++++ Task input

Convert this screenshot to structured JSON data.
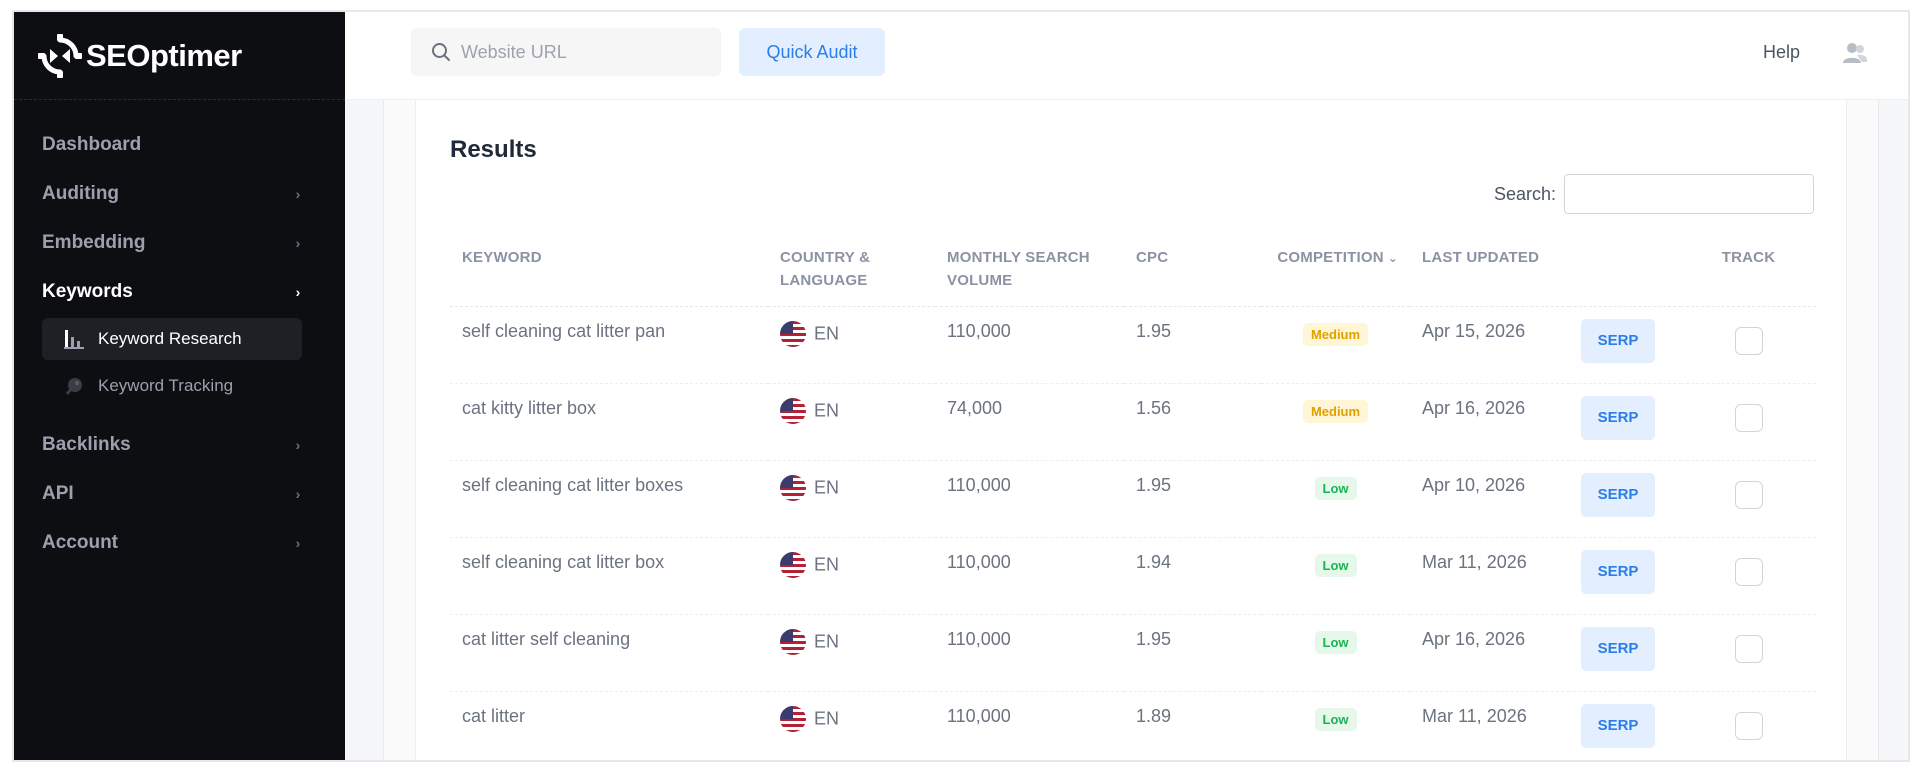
{
  "app": {
    "logo_text": "SEOptimer"
  },
  "sidebar": {
    "items": [
      {
        "label": "Dashboard",
        "has_chevron": false
      },
      {
        "label": "Auditing",
        "has_chevron": true
      },
      {
        "label": "Embedding",
        "has_chevron": true
      },
      {
        "label": "Keywords",
        "has_chevron": true,
        "active": true
      },
      {
        "label": "Backlinks",
        "has_chevron": true
      },
      {
        "label": "API",
        "has_chevron": true
      },
      {
        "label": "Account",
        "has_chevron": true
      }
    ],
    "keywords_sub": [
      {
        "label": "Keyword Research",
        "icon": "bar-chart-icon",
        "active": true
      },
      {
        "label": "Keyword Tracking",
        "icon": "satellite-dish-icon",
        "active": false
      }
    ]
  },
  "topbar": {
    "url_placeholder": "Website URL",
    "url_value": "",
    "quick_audit_label": "Quick Audit",
    "help_label": "Help"
  },
  "results": {
    "title": "Results",
    "search_label": "Search:",
    "search_value": "",
    "columns": {
      "keyword": "KEYWORD",
      "country_line1": "COUNTRY &",
      "country_line2": "LANGUAGE",
      "volume_line1": "MONTHLY SEARCH",
      "volume_line2": "VOLUME",
      "cpc": "CPC",
      "competition": "COMPETITION",
      "last_updated": "LAST UPDATED",
      "track": "TRACK"
    },
    "rows": [
      {
        "keyword": "self cleaning cat litter pan",
        "lang": "EN",
        "volume": "110,000",
        "cpc": "1.95",
        "competition": "Medium",
        "updated": "Apr 15, 2026",
        "serp": "SERP"
      },
      {
        "keyword": "cat kitty litter box",
        "lang": "EN",
        "volume": "74,000",
        "cpc": "1.56",
        "competition": "Medium",
        "updated": "Apr 16, 2026",
        "serp": "SERP"
      },
      {
        "keyword": "self cleaning cat litter boxes",
        "lang": "EN",
        "volume": "110,000",
        "cpc": "1.95",
        "competition": "Low",
        "updated": "Apr 10, 2026",
        "serp": "SERP"
      },
      {
        "keyword": "self cleaning cat litter box",
        "lang": "EN",
        "volume": "110,000",
        "cpc": "1.94",
        "competition": "Low",
        "updated": "Mar 11, 2026",
        "serp": "SERP"
      },
      {
        "keyword": "cat litter self cleaning",
        "lang": "EN",
        "volume": "110,000",
        "cpc": "1.95",
        "competition": "Low",
        "updated": "Apr 16, 2026",
        "serp": "SERP"
      },
      {
        "keyword": "cat litter",
        "lang": "EN",
        "volume": "110,000",
        "cpc": "1.89",
        "competition": "Low",
        "updated": "Mar 11, 2026",
        "serp": "SERP"
      }
    ]
  },
  "colors": {
    "sidebar_bg": "#0d0e12",
    "accent": "#2b7de9",
    "accent_bg": "#e3efff",
    "medium_badge": "#e0a000",
    "low_badge": "#1bb455"
  }
}
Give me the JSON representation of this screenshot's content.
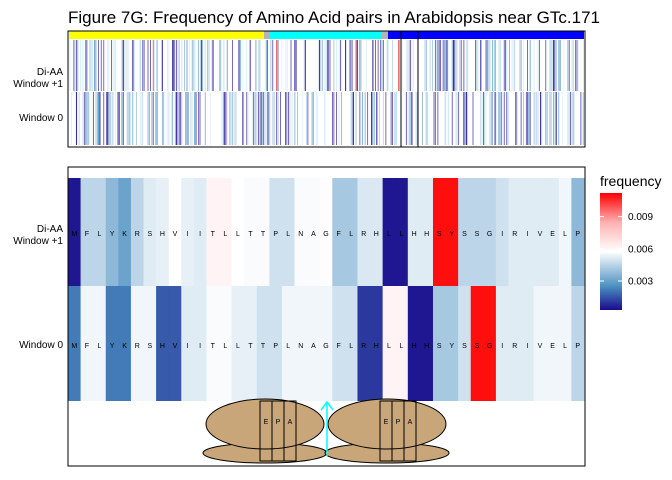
{
  "chart_data": {
    "type": "heatmap",
    "title": "Figure 7G: Frequency of Amino Acid pairs in Arabidopsis near GTc.171",
    "row_labels": {
      "window_plus1": [
        "Di-AA",
        "Window +1"
      ],
      "window0": "Window 0"
    },
    "overview": {
      "region_colors": [
        "#ffff00",
        "#b3b3b3",
        "#00ffff",
        "#b3b3b3",
        "#0000ff"
      ],
      "region_widths": [
        195,
        6,
        112,
        6,
        196
      ]
    },
    "sequence": [
      "M",
      "F",
      "L",
      "Y",
      "K",
      "R",
      "S",
      "H",
      "V",
      "I",
      "I",
      "T",
      "L",
      "L",
      "T",
      "T",
      "P",
      "L",
      "N",
      "A",
      "G",
      "F",
      "L",
      "R",
      "H",
      "L",
      "L",
      "H",
      "H",
      "S",
      "Y",
      "S",
      "S",
      "G",
      "I",
      "R",
      "I",
      "V",
      "E",
      "L",
      "P"
    ],
    "window_plus1_values": [
      0.0005,
      0.004,
      0.004,
      0.003,
      0.0025,
      0.004,
      0.005,
      0.0052,
      0.006,
      0.0052,
      0.005,
      0.0068,
      0.0068,
      0.006,
      0.0058,
      0.0058,
      0.0045,
      0.0045,
      0.0058,
      0.0058,
      0.0062,
      0.0035,
      0.0035,
      0.0048,
      0.0048,
      0.0005,
      0.0005,
      0.005,
      0.005,
      0.011,
      0.011,
      0.004,
      0.004,
      0.004,
      0.0045,
      0.005,
      0.005,
      0.005,
      0.005,
      0.0055,
      0.003
    ],
    "window0_values": [
      0.002,
      0.0055,
      0.0055,
      0.002,
      0.002,
      0.0055,
      0.0055,
      0.0015,
      0.0015,
      0.005,
      0.005,
      0.0058,
      0.0058,
      0.0052,
      0.0052,
      0.0045,
      0.0045,
      0.0055,
      0.0055,
      0.0055,
      0.0055,
      0.0045,
      0.0045,
      0.001,
      0.001,
      0.0068,
      0.0068,
      0.0005,
      0.0005,
      0.0035,
      0.0035,
      0.0045,
      0.011,
      0.011,
      0.005,
      0.005,
      0.005,
      0.0055,
      0.0055,
      0.0055,
      0.004
    ],
    "ribosome_sites": [
      "E",
      "P",
      "A"
    ],
    "legend": {
      "title": "frequency",
      "ticks": [
        "0.009",
        "0.006",
        "0.003"
      ],
      "tick_values": [
        0.009,
        0.006,
        0.003
      ],
      "range": [
        0.0003,
        0.0112
      ],
      "colors": [
        "#1a0a8c",
        "#ffffff",
        "#ff0000"
      ]
    }
  }
}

++++++++

Task directions
Set down the lines of the records above exactly, apart from the pictures.

Worked answer
Convert this screenshot to structured JSON data.
{
  "app": {
    "logo_text": "SEOptimer"
  },
  "sidebar": {
    "items": [
      {
        "label": "Dashboard",
        "has_chevron": false
      },
      {
        "label": "Auditing",
        "has_chevron": true
      },
      {
        "label": "Embedding",
        "has_chevron": true
      },
      {
        "label": "Keywords",
        "has_chevron": true,
        "active": true
      },
      {
        "label": "Backlinks",
        "has_chevron": true
      },
      {
        "label": "API",
        "has_chevron": true
      },
      {
        "label": "Account",
        "has_chevron": true
      }
    ],
    "keywords_sub": [
      {
        "label": "Keyword Research",
        "icon": "bar-chart-icon",
        "active": true
      },
      {
        "label": "Keyword Tracking",
        "icon": "satellite-dish-icon",
        "active": false
      }
    ]
  },
  "topbar": {
    "url_placeholder": "Website URL",
    "url_value": "",
    "quick_audit_label": "Quick Audit",
    "help_label": "Help"
  },
  "results": {
    "title": "Results",
    "search_label": "Search:",
    "search_value": "",
    "columns": {
      "keyword": "KEYWORD",
      "country_line1": "COUNTRY &",
      "country_line2": "LANGUAGE",
      "volume_line1": "MONTHLY SEARCH",
      "volume_line2": "VOLUME",
      "cpc": "CPC",
      "competition": "COMPETITION",
      "last_updated": "LAST UPDATED",
      "track": "TRACK"
    },
    "rows": [
      {
        "keyword": "self cleaning cat litter pan",
        "lang": "EN",
        "volume": "110,000",
        "cpc": "1.95",
        "competition": "Medium",
        "updated": "Apr 15, 2026",
        "serp": "SERP"
      },
      {
        "keyword": "cat kitty litter box",
        "lang": "EN",
        "volume": "74,000",
        "cpc": "1.56",
        "competition": "Medium",
        "updated": "Apr 16, 2026",
        "serp": "SERP"
      },
      {
        "keyword": "self cleaning cat litter boxes",
        "lang": "EN",
        "volume": "110,000",
        "cpc": "1.95",
        "competition": "Low",
        "updated": "Apr 10, 2026",
        "serp": "SERP"
      },
      {
        "keyword": "self cleaning cat litter box",
        "lang": "EN",
        "volume": "110,000",
        "cpc": "1.94",
        "competition": "Low",
        "updated": "Mar 11, 2026",
        "serp": "SERP"
      },
      {
        "keyword": "cat litter self cleaning",
        "lang": "EN",
        "volume": "110,000",
        "cpc": "1.95",
        "competition": "Low",
        "updated": "Apr 16, 2026",
        "serp": "SERP"
      },
      {
        "keyword": "cat litter",
        "lang": "EN",
        "volume": "110,000",
        "cpc": "1.89",
        "competition": "Low",
        "updated": "Mar 11, 2026",
        "serp": "SERP"
      }
    ]
  },
  "colors": {
    "sidebar_bg": "#0d0e12",
    "accent": "#2b7de9",
    "accent_bg": "#e3efff",
    "medium_badge": "#e0a000",
    "low_badge": "#1bb455"
  }
}
Give me the JSON representation of this screenshot's content.
{
  "chart_data": {
    "type": "heatmap",
    "title": "Figure 7G: Frequency of Amino Acid pairs in Arabidopsis near GTc.171",
    "row_labels": {
      "window_plus1": [
        "Di-AA",
        "Window +1"
      ],
      "window0": "Window 0"
    },
    "overview": {
      "region_colors": [
        "#ffff00",
        "#b3b3b3",
        "#00ffff",
        "#b3b3b3",
        "#0000ff"
      ],
      "region_widths": [
        195,
        6,
        112,
        6,
        196
      ]
    },
    "sequence": [
      "M",
      "F",
      "L",
      "Y",
      "K",
      "R",
      "S",
      "H",
      "V",
      "I",
      "I",
      "T",
      "L",
      "L",
      "T",
      "T",
      "P",
      "L",
      "N",
      "A",
      "G",
      "F",
      "L",
      "R",
      "H",
      "L",
      "L",
      "H",
      "H",
      "S",
      "Y",
      "S",
      "S",
      "G",
      "I",
      "R",
      "I",
      "V",
      "E",
      "L",
      "P"
    ],
    "window_plus1_values": [
      0.0005,
      0.004,
      0.004,
      0.003,
      0.0025,
      0.004,
      0.005,
      0.0052,
      0.006,
      0.0052,
      0.005,
      0.0068,
      0.0068,
      0.006,
      0.0058,
      0.0058,
      0.0045,
      0.0045,
      0.0058,
      0.0058,
      0.0062,
      0.0035,
      0.0035,
      0.0048,
      0.0048,
      0.0005,
      0.0005,
      0.005,
      0.005,
      0.011,
      0.011,
      0.004,
      0.004,
      0.004,
      0.0045,
      0.005,
      0.005,
      0.005,
      0.005,
      0.0055,
      0.003
    ],
    "window0_values": [
      0.002,
      0.0055,
      0.0055,
      0.002,
      0.002,
      0.0055,
      0.0055,
      0.0015,
      0.0015,
      0.005,
      0.005,
      0.0058,
      0.0058,
      0.0052,
      0.0052,
      0.0045,
      0.0045,
      0.0055,
      0.0055,
      0.0055,
      0.0055,
      0.0045,
      0.0045,
      0.001,
      0.001,
      0.0068,
      0.0068,
      0.0005,
      0.0005,
      0.0035,
      0.0035,
      0.0045,
      0.011,
      0.011,
      0.005,
      0.005,
      0.005,
      0.0055,
      0.0055,
      0.0055,
      0.004
    ],
    "ribosome_sites": [
      "E",
      "P",
      "A"
    ],
    "legend": {
      "title": "frequency",
      "ticks": [
        "0.009",
        "0.006",
        "0.003"
      ],
      "tick_values": [
        0.009,
        0.006,
        0.003
      ],
      "range": [
        0.0003,
        0.0112
      ],
      "colors": [
        "#1a0a8c",
        "#ffffff",
        "#ff0000"
      ]
    }
  }
}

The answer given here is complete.